[AIM]
Repeat the listing in full, word for word.

-- START DATASET EXCERPTS --

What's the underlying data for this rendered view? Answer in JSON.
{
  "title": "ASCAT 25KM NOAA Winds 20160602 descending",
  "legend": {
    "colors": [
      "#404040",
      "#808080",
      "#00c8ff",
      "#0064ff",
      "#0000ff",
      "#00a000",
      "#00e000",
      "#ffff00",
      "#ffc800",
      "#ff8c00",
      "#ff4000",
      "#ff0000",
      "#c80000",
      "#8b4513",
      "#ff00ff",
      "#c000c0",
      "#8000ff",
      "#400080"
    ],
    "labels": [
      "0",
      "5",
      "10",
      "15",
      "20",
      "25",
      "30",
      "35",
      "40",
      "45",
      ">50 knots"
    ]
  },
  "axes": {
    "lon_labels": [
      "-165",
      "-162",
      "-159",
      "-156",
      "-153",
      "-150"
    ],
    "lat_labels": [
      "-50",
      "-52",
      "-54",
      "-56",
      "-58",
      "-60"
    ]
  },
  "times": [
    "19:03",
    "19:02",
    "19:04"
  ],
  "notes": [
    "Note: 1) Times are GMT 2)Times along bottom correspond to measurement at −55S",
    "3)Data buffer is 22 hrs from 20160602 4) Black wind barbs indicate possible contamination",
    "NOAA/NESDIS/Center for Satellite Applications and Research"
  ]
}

-- END DATASET EXCERPTS --

[WRITTEN ANSWER]
What's the underlying data for this rendered view? Answer in JSON.
{
  "title": "ASCAT 25KM NOAA Winds 20160602 descending",
  "legend": {
    "colors": [
      "#404040",
      "#808080",
      "#00c8ff",
      "#0064ff",
      "#0000ff",
      "#00a000",
      "#00e000",
      "#ffff00",
      "#ffc800",
      "#ff8c00",
      "#ff4000",
      "#ff0000",
      "#c80000",
      "#8b4513",
      "#ff00ff",
      "#c000c0",
      "#8000ff",
      "#400080"
    ],
    "labels": [
      "0",
      "5",
      "10",
      "15",
      "20",
      "25",
      "30",
      "35",
      "40",
      "45",
      ">50 knots"
    ]
  },
  "axes": {
    "lon_labels": [
      "-165",
      "-162",
      "-159",
      "-156",
      "-153",
      "-150"
    ],
    "lat_labels": [
      "-50",
      "-52",
      "-54",
      "-56",
      "-58",
      "-60"
    ]
  },
  "times": [
    "19:03",
    "19:02",
    "19:04"
  ],
  "notes": [
    "Note: 1) Times are GMT 2)Times along bottom correspond to measurement at −55S",
    "3)Data buffer is 22 hrs from 20160602 4) Black wind barbs indicate possible contamination",
    "NOAA/NESDIS/Center for Satellite Applications and Research"
  ]
}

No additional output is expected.